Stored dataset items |
>> START
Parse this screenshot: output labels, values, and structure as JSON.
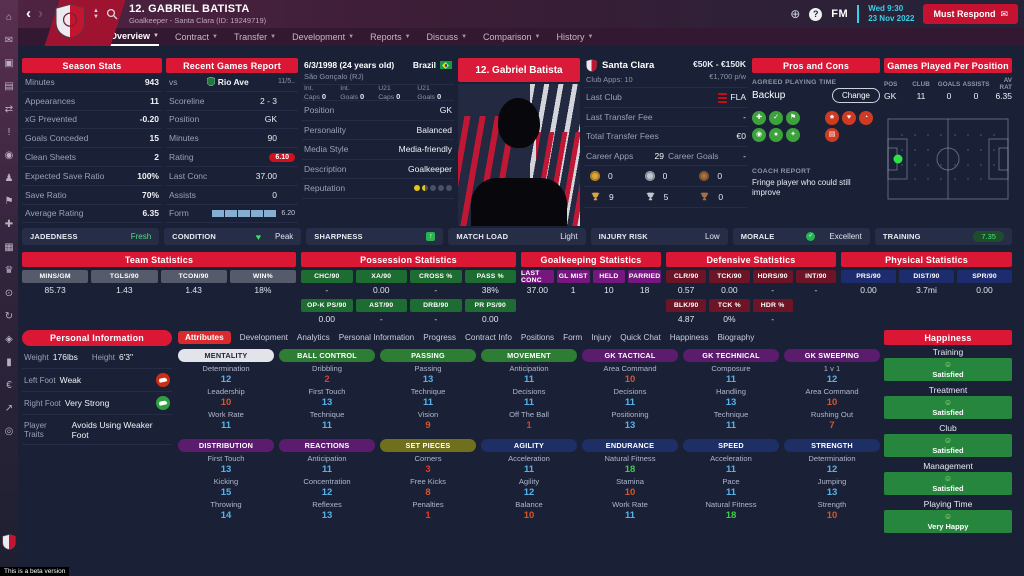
{
  "titlebar": {
    "player_title": "12. GABRIEL BATISTA",
    "player_subtitle": "Goalkeeper - Santa Clara (ID: 19249719)",
    "fm_logo": "FM",
    "time": "Wed 9:30",
    "date": "23 Nov 2022",
    "must_respond_label": "Must Respond"
  },
  "nav_tabs": [
    {
      "label": "Overview",
      "selected": true
    },
    {
      "label": "Contract",
      "selected": false
    },
    {
      "label": "Transfer",
      "selected": false
    },
    {
      "label": "Development",
      "selected": false
    },
    {
      "label": "Reports",
      "selected": false
    },
    {
      "label": "Discuss",
      "selected": false
    },
    {
      "label": "Comparison",
      "selected": false
    },
    {
      "label": "History",
      "selected": false
    }
  ],
  "sidebar_icons": [
    "home",
    "inbox",
    "squad",
    "tactics",
    "transfers",
    "news",
    "club",
    "staff",
    "training",
    "medical",
    "schedule",
    "competitions",
    "scouting",
    "refresh",
    "club-info",
    "job",
    "finances",
    "dynamics",
    "alerts"
  ],
  "season_stats": {
    "title": "Season Stats",
    "rows": [
      {
        "label": "Minutes",
        "value": "943"
      },
      {
        "label": "Appearances",
        "value": "11"
      },
      {
        "label": "xG Prevented",
        "value": "-0.20"
      },
      {
        "label": "Goals Conceded",
        "value": "15"
      },
      {
        "label": "Clean Sheets",
        "value": "2"
      },
      {
        "label": "Expected Save Ratio",
        "value": "100%"
      },
      {
        "label": "Save Ratio",
        "value": "70%"
      },
      {
        "label": "Average Rating",
        "value": "6.35"
      }
    ]
  },
  "recent_games": {
    "title": "Recent Games Report",
    "vs_label": "vs",
    "opponent": "Rio Ave",
    "match_date": "11/5..",
    "rows": [
      {
        "label": "Scoreline",
        "value": "2 - 3",
        "style": "plain"
      },
      {
        "label": "Position",
        "value": "GK",
        "style": "plain"
      },
      {
        "label": "Minutes",
        "value": "90",
        "style": "plain"
      },
      {
        "label": "Rating",
        "value": "6.10",
        "style": "badge"
      },
      {
        "label": "Last Conc",
        "value": "37.00",
        "style": "plain"
      },
      {
        "label": "Assists",
        "value": "0",
        "style": "plain"
      },
      {
        "label": "Form",
        "value": "6.20",
        "style": "form"
      }
    ],
    "form_bars": 5
  },
  "player_info": {
    "dob": "6/3/1998 (24 years old)",
    "birthplace": "São Gonçalo (RJ)",
    "nation": "Brazil",
    "caps": [
      {
        "label": "Int. Caps",
        "value": "0"
      },
      {
        "label": "Int. Goals",
        "value": "0"
      },
      {
        "label": "U21 Caps",
        "value": "0"
      },
      {
        "label": "U21 Goals",
        "value": "0"
      }
    ],
    "rows": [
      {
        "label": "Position",
        "value": "GK"
      },
      {
        "label": "Personality",
        "value": "Balanced"
      },
      {
        "label": "Media Style",
        "value": "Media-friendly"
      },
      {
        "label": "Description",
        "value": "Goalkeeper"
      }
    ],
    "reputation_label": "Reputation",
    "reputation": [
      "full",
      "half",
      "empty",
      "empty",
      "empty"
    ]
  },
  "photo_banner": "12. Gabriel Batista",
  "club_panel": {
    "club_name": "Santa Clara",
    "apps_label": "Club Apps:",
    "apps_value": "10",
    "value_range": "€50K - €150K",
    "wage": "€1,700 p/w",
    "rows": [
      {
        "label": "Last Club",
        "value": "FLA",
        "icon": "flamengo-badge"
      },
      {
        "label": "Last Transfer Fee",
        "value": "-",
        "icon": null
      },
      {
        "label": "Total Transfer Fees",
        "value": "€0",
        "icon": null
      }
    ],
    "career_apps_label": "Career Apps",
    "career_apps": "29",
    "career_goals_label": "Career Goals",
    "career_goals": "-",
    "medals": [
      {
        "type": "gold",
        "count": "0"
      },
      {
        "type": "silver",
        "count": "0"
      },
      {
        "type": "bronze",
        "count": "0"
      }
    ],
    "trophies": [
      {
        "type": "gold",
        "count": "9"
      },
      {
        "type": "silver",
        "count": "5"
      },
      {
        "type": "bronze",
        "count": "0"
      }
    ]
  },
  "pros_cons": {
    "title": "Pros and Cons",
    "playing_time_label": "AGREED PLAYING TIME",
    "playing_time": "Backup",
    "change_label": "Change",
    "pro_icons": [
      "fitness",
      "distribution",
      "set-play",
      "technique",
      "handling",
      "accuracy"
    ],
    "con_icons": [
      "star-quality",
      "consistency",
      "pressure",
      "report"
    ],
    "coach_report_label": "COACH REPORT",
    "coach_report": "Fringe player who could still improve"
  },
  "games_position": {
    "title": "Games Played Per Position",
    "headers": [
      "POS",
      "CLUB",
      "GOALS",
      "ASSISTS",
      "AV RAT"
    ],
    "row": [
      "GK",
      "11",
      "0",
      "0",
      "6.35"
    ]
  },
  "status_bar": [
    {
      "label": "JADEDNESS",
      "value": "Fresh",
      "value_style": "green-text",
      "icon": null
    },
    {
      "label": "CONDITION",
      "value": "Peak",
      "value_style": "plain",
      "icon": "heart"
    },
    {
      "label": "SHARPNESS",
      "value": "",
      "value_style": "plain",
      "icon": "sharpness"
    },
    {
      "label": "MATCH LOAD",
      "value": "Light",
      "value_style": "plain",
      "icon": null
    },
    {
      "label": "INJURY RISK",
      "value": "Low",
      "value_style": "plain",
      "icon": null
    },
    {
      "label": "MORALE",
      "value": "Excellent",
      "value_style": "plain",
      "icon": "morale"
    },
    {
      "label": "TRAINING",
      "value": "7.35",
      "value_style": "pill",
      "icon": null
    }
  ],
  "stat_panels": [
    {
      "title": "Team Statistics",
      "color": "gray",
      "cols": 4,
      "rows": [
        [
          {
            "label": "MINS/GM",
            "value": "85.73"
          },
          {
            "label": "TGLS/90",
            "value": "1.43"
          },
          {
            "label": "TCON/90",
            "value": "1.43"
          },
          {
            "label": "WIN%",
            "value": "18%"
          }
        ]
      ]
    },
    {
      "title": "Possession Statistics",
      "color": "green",
      "cols": 4,
      "rows": [
        [
          {
            "label": "CHC/90",
            "value": "-"
          },
          {
            "label": "XA/90",
            "value": "0.00"
          },
          {
            "label": "CROSS %",
            "value": "-"
          },
          {
            "label": "PASS %",
            "value": "38%"
          }
        ],
        [
          {
            "label": "OP-K PS/90",
            "value": "0.00"
          },
          {
            "label": "AST/90",
            "value": "-"
          },
          {
            "label": "DRB/90",
            "value": "-"
          },
          {
            "label": "PR PS/90",
            "value": "0.00"
          }
        ]
      ]
    },
    {
      "title": "Goalkeeping Statistics",
      "color": "purple",
      "cols": 4,
      "rows": [
        [
          {
            "label": "LAST CONC",
            "value": "37.00"
          },
          {
            "label": "GL MIST",
            "value": "1"
          },
          {
            "label": "HELD",
            "value": "10"
          },
          {
            "label": "PARRIED",
            "value": "18"
          }
        ]
      ]
    },
    {
      "title": "Defensive Statistics",
      "color": "darkred",
      "cols": 4,
      "rows": [
        [
          {
            "label": "CLR/90",
            "value": "0.57"
          },
          {
            "label": "TCK/90",
            "value": "0.00"
          },
          {
            "label": "HDRS/90",
            "value": "-"
          },
          {
            "label": "INT/90",
            "value": "-"
          }
        ],
        [
          {
            "label": "BLK/90",
            "value": "4.87"
          },
          {
            "label": "TCK %",
            "value": "0%"
          },
          {
            "label": "HDR %",
            "value": "-"
          }
        ]
      ]
    },
    {
      "title": "Physical Statistics",
      "color": "navy",
      "cols": 3,
      "rows": [
        [
          {
            "label": "PRS/90",
            "value": "0.00"
          },
          {
            "label": "DIST/90",
            "value": "3.7mi"
          },
          {
            "label": "SPR/90",
            "value": "0.00"
          }
        ]
      ]
    }
  ],
  "personal_info": {
    "title": "Personal Information",
    "weight_label": "Weight",
    "weight": "176lbs",
    "height_label": "Height",
    "height": "6'3\"",
    "left_foot_label": "Left Foot",
    "left_foot": "Weak",
    "right_foot_label": "Right Foot",
    "right_foot": "Very Strong",
    "traits_label": "Player Traits",
    "traits": "Avoids Using Weaker Foot"
  },
  "detail_tabs": [
    {
      "label": "Attributes",
      "selected": true
    },
    {
      "label": "Development",
      "selected": false
    },
    {
      "label": "Analytics",
      "selected": false
    },
    {
      "label": "Personal Information",
      "selected": false
    },
    {
      "label": "Progress",
      "selected": false
    },
    {
      "label": "Contract Info",
      "selected": false
    },
    {
      "label": "Positions",
      "selected": false
    },
    {
      "label": "Form",
      "selected": false
    },
    {
      "label": "Injury",
      "selected": false
    },
    {
      "label": "Quick Chat",
      "selected": false
    },
    {
      "label": "Happiness",
      "selected": false
    },
    {
      "label": "Biography",
      "selected": false
    }
  ],
  "attribute_groups": [
    {
      "name": "MENTALITY",
      "style": "light",
      "attrs": [
        {
          "label": "Determination",
          "value": 12
        },
        {
          "label": "Leadership",
          "value": 10
        },
        {
          "label": "Work Rate",
          "value": 11
        }
      ]
    },
    {
      "name": "BALL CONTROL",
      "style": "green",
      "attrs": [
        {
          "label": "Dribbling",
          "value": 2
        },
        {
          "label": "First Touch",
          "value": 13
        },
        {
          "label": "Technique",
          "value": 11
        }
      ]
    },
    {
      "name": "PASSING",
      "style": "green",
      "attrs": [
        {
          "label": "Passing",
          "value": 13
        },
        {
          "label": "Technique",
          "value": 11
        },
        {
          "label": "Vision",
          "value": 9
        }
      ]
    },
    {
      "name": "MOVEMENT",
      "style": "green",
      "attrs": [
        {
          "label": "Anticipation",
          "value": 11
        },
        {
          "label": "Decisions",
          "value": 11
        },
        {
          "label": "Off The Ball",
          "value": 1
        }
      ]
    },
    {
      "name": "GK TACTICAL",
      "style": "purple",
      "attrs": [
        {
          "label": "Area Command",
          "value": 10
        },
        {
          "label": "Decisions",
          "value": 11
        },
        {
          "label": "Positioning",
          "value": 13
        }
      ]
    },
    {
      "name": "GK TECHNICAL",
      "style": "purple",
      "attrs": [
        {
          "label": "Composure",
          "value": 11
        },
        {
          "label": "Handling",
          "value": 13
        },
        {
          "label": "Technique",
          "value": 11
        }
      ]
    },
    {
      "name": "GK SWEEPING",
      "style": "purple",
      "attrs": [
        {
          "label": "1 v 1",
          "value": 12
        },
        {
          "label": "Area Command",
          "value": 10
        },
        {
          "label": "Rushing Out",
          "value": 7
        }
      ]
    },
    {
      "name": "DISTRIBUTION",
      "style": "purple",
      "attrs": [
        {
          "label": "First Touch",
          "value": 13
        },
        {
          "label": "Kicking",
          "value": 15
        },
        {
          "label": "Throwing",
          "value": 14
        }
      ]
    },
    {
      "name": "REACTIONS",
      "style": "purple",
      "attrs": [
        {
          "label": "Anticipation",
          "value": 11
        },
        {
          "label": "Concentration",
          "value": 12
        },
        {
          "label": "Reflexes",
          "value": 13
        }
      ]
    },
    {
      "name": "SET PIECES",
      "style": "olive",
      "attrs": [
        {
          "label": "Corners",
          "value": 3
        },
        {
          "label": "Free Kicks",
          "value": 8
        },
        {
          "label": "Penalties",
          "value": 1
        }
      ]
    },
    {
      "name": "AGILITY",
      "style": "navy",
      "attrs": [
        {
          "label": "Acceleration",
          "value": 11
        },
        {
          "label": "Agility",
          "value": 12
        },
        {
          "label": "Balance",
          "value": 10
        }
      ]
    },
    {
      "name": "ENDURANCE",
      "style": "navy",
      "attrs": [
        {
          "label": "Natural Fitness",
          "value": 18
        },
        {
          "label": "Stamina",
          "value": 10
        },
        {
          "label": "Work Rate",
          "value": 11
        }
      ]
    },
    {
      "name": "SPEED",
      "style": "navy",
      "attrs": [
        {
          "label": "Acceleration",
          "value": 11
        },
        {
          "label": "Pace",
          "value": 11
        },
        {
          "label": "Natural Fitness",
          "value": 18
        }
      ]
    },
    {
      "name": "STRENGTH",
      "style": "navy",
      "attrs": [
        {
          "label": "Determination",
          "value": 12
        },
        {
          "label": "Jumping",
          "value": 13
        },
        {
          "label": "Strength",
          "value": 10
        }
      ]
    }
  ],
  "happiness": {
    "title": "Happiness",
    "items": [
      {
        "label": "Training",
        "status": "Satisfied",
        "level": "satisfied"
      },
      {
        "label": "Treatment",
        "status": "Satisfied",
        "level": "satisfied"
      },
      {
        "label": "Club",
        "status": "Satisfied",
        "level": "satisfied"
      },
      {
        "label": "Management",
        "status": "Satisfied",
        "level": "satisfied"
      },
      {
        "label": "Playing Time",
        "status": "Very Happy",
        "level": "very-happy"
      }
    ]
  },
  "beta_note": "This is a beta version",
  "colors": {
    "accent_red": "#d91a38",
    "time_cyan": "#38d1e8",
    "positive_green": "#2f9e4f"
  }
}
>> END
Problem to work on | Check each line of the material above for "Information" and say how many lines contain it, giving the number alone.

Expected output | 2